Records:
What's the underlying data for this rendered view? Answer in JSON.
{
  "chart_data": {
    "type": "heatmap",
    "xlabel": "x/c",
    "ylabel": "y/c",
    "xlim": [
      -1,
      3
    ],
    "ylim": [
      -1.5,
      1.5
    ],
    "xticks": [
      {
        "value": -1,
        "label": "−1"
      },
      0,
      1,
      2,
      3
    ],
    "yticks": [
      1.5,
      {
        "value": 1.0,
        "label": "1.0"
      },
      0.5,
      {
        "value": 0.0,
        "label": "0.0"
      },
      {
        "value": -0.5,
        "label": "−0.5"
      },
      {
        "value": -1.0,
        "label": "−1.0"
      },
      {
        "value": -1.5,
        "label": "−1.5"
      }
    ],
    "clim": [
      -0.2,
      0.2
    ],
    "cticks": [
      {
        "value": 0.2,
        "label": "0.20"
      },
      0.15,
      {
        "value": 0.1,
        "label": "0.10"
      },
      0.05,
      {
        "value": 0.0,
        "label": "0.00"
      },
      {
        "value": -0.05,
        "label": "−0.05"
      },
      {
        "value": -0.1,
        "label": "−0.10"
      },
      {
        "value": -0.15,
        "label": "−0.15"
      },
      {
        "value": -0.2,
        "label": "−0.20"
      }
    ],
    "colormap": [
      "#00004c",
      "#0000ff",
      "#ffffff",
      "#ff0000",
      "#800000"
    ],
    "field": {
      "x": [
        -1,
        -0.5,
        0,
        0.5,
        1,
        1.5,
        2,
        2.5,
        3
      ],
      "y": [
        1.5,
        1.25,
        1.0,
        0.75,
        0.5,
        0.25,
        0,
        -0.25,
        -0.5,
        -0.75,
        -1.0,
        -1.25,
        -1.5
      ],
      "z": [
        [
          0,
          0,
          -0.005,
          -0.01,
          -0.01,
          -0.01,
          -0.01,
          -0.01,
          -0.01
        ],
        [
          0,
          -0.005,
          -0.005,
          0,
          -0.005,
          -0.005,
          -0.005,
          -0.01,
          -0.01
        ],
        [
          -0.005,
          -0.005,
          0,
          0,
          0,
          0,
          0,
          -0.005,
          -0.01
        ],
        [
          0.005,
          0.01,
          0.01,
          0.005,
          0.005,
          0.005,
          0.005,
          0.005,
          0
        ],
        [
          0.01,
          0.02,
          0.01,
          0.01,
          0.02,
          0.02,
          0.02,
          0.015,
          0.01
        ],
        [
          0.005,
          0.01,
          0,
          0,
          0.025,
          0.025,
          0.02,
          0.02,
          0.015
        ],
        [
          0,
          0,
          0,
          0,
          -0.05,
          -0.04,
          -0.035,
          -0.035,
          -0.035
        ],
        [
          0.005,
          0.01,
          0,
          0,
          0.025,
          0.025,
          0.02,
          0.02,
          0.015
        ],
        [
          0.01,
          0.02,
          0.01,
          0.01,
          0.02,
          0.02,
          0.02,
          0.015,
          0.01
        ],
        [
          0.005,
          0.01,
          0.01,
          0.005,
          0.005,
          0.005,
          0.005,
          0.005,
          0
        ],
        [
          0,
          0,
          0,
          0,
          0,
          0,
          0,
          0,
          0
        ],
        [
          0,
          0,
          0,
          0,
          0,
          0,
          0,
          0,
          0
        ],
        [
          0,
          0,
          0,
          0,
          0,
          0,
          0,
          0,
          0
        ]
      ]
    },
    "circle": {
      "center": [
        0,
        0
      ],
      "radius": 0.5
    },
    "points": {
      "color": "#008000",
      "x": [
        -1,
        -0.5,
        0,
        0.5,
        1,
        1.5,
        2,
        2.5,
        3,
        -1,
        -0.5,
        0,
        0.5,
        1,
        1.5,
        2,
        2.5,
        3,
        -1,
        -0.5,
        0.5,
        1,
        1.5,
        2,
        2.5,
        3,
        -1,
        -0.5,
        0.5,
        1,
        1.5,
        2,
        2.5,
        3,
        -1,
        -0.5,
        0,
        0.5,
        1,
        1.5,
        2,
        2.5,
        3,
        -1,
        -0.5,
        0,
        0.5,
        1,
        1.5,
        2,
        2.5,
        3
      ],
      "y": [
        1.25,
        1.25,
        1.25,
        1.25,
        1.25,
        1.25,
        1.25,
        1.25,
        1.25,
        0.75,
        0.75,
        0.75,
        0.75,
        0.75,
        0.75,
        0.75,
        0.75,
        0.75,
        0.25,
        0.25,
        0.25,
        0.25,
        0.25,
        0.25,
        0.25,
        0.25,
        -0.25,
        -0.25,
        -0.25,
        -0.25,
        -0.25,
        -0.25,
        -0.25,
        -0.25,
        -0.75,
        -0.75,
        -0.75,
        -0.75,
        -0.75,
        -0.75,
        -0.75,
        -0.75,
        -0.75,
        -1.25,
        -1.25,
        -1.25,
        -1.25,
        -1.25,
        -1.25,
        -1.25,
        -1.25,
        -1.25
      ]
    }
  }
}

Instruction:
Repeat the listing exactly, from its first line to its last.

Written solution:
What's the underlying data for this rendered view? Answer in JSON.
{
  "chart_data": {
    "type": "heatmap",
    "xlabel": "x/c",
    "ylabel": "y/c",
    "xlim": [
      -1,
      3
    ],
    "ylim": [
      -1.5,
      1.5
    ],
    "xticks": [
      {
        "value": -1,
        "label": "−1"
      },
      0,
      1,
      2,
      3
    ],
    "yticks": [
      1.5,
      {
        "value": 1.0,
        "label": "1.0"
      },
      0.5,
      {
        "value": 0.0,
        "label": "0.0"
      },
      {
        "value": -0.5,
        "label": "−0.5"
      },
      {
        "value": -1.0,
        "label": "−1.0"
      },
      {
        "value": -1.5,
        "label": "−1.5"
      }
    ],
    "clim": [
      -0.2,
      0.2
    ],
    "cticks": [
      {
        "value": 0.2,
        "label": "0.20"
      },
      0.15,
      {
        "value": 0.1,
        "label": "0.10"
      },
      0.05,
      {
        "value": 0.0,
        "label": "0.00"
      },
      {
        "value": -0.05,
        "label": "−0.05"
      },
      {
        "value": -0.1,
        "label": "−0.10"
      },
      {
        "value": -0.15,
        "label": "−0.15"
      },
      {
        "value": -0.2,
        "label": "−0.20"
      }
    ],
    "colormap": [
      "#00004c",
      "#0000ff",
      "#ffffff",
      "#ff0000",
      "#800000"
    ],
    "field": {
      "x": [
        -1,
        -0.5,
        0,
        0.5,
        1,
        1.5,
        2,
        2.5,
        3
      ],
      "y": [
        1.5,
        1.25,
        1.0,
        0.75,
        0.5,
        0.25,
        0,
        -0.25,
        -0.5,
        -0.75,
        -1.0,
        -1.25,
        -1.5
      ],
      "z": [
        [
          0,
          0,
          -0.005,
          -0.01,
          -0.01,
          -0.01,
          -0.01,
          -0.01,
          -0.01
        ],
        [
          0,
          -0.005,
          -0.005,
          0,
          -0.005,
          -0.005,
          -0.005,
          -0.01,
          -0.01
        ],
        [
          -0.005,
          -0.005,
          0,
          0,
          0,
          0,
          0,
          -0.005,
          -0.01
        ],
        [
          0.005,
          0.01,
          0.01,
          0.005,
          0.005,
          0.005,
          0.005,
          0.005,
          0
        ],
        [
          0.01,
          0.02,
          0.01,
          0.01,
          0.02,
          0.02,
          0.02,
          0.015,
          0.01
        ],
        [
          0.005,
          0.01,
          0,
          0,
          0.025,
          0.025,
          0.02,
          0.02,
          0.015
        ],
        [
          0,
          0,
          0,
          0,
          -0.05,
          -0.04,
          -0.035,
          -0.035,
          -0.035
        ],
        [
          0.005,
          0.01,
          0,
          0,
          0.025,
          0.025,
          0.02,
          0.02,
          0.015
        ],
        [
          0.01,
          0.02,
          0.01,
          0.01,
          0.02,
          0.02,
          0.02,
          0.015,
          0.01
        ],
        [
          0.005,
          0.01,
          0.01,
          0.005,
          0.005,
          0.005,
          0.005,
          0.005,
          0
        ],
        [
          0,
          0,
          0,
          0,
          0,
          0,
          0,
          0,
          0
        ],
        [
          0,
          0,
          0,
          0,
          0,
          0,
          0,
          0,
          0
        ],
        [
          0,
          0,
          0,
          0,
          0,
          0,
          0,
          0,
          0
        ]
      ]
    },
    "circle": {
      "center": [
        0,
        0
      ],
      "radius": 0.5
    },
    "points": {
      "color": "#008000",
      "x": [
        -1,
        -0.5,
        0,
        0.5,
        1,
        1.5,
        2,
        2.5,
        3,
        -1,
        -0.5,
        0,
        0.5,
        1,
        1.5,
        2,
        2.5,
        3,
        -1,
        -0.5,
        0.5,
        1,
        1.5,
        2,
        2.5,
        3,
        -1,
        -0.5,
        0.5,
        1,
        1.5,
        2,
        2.5,
        3,
        -1,
        -0.5,
        0,
        0.5,
        1,
        1.5,
        2,
        2.5,
        3,
        -1,
        -0.5,
        0,
        0.5,
        1,
        1.5,
        2,
        2.5,
        3
      ],
      "y": [
        1.25,
        1.25,
        1.25,
        1.25,
        1.25,
        1.25,
        1.25,
        1.25,
        1.25,
        0.75,
        0.75,
        0.75,
        0.75,
        0.75,
        0.75,
        0.75,
        0.75,
        0.75,
        0.25,
        0.25,
        0.25,
        0.25,
        0.25,
        0.25,
        0.25,
        0.25,
        -0.25,
        -0.25,
        -0.25,
        -0.25,
        -0.25,
        -0.25,
        -0.25,
        -0.25,
        -0.75,
        -0.75,
        -0.75,
        -0.75,
        -0.75,
        -0.75,
        -0.75,
        -0.75,
        -0.75,
        -1.25,
        -1.25,
        -1.25,
        -1.25,
        -1.25,
        -1.25,
        -1.25,
        -1.25,
        -1.25
      ]
    }
  }
}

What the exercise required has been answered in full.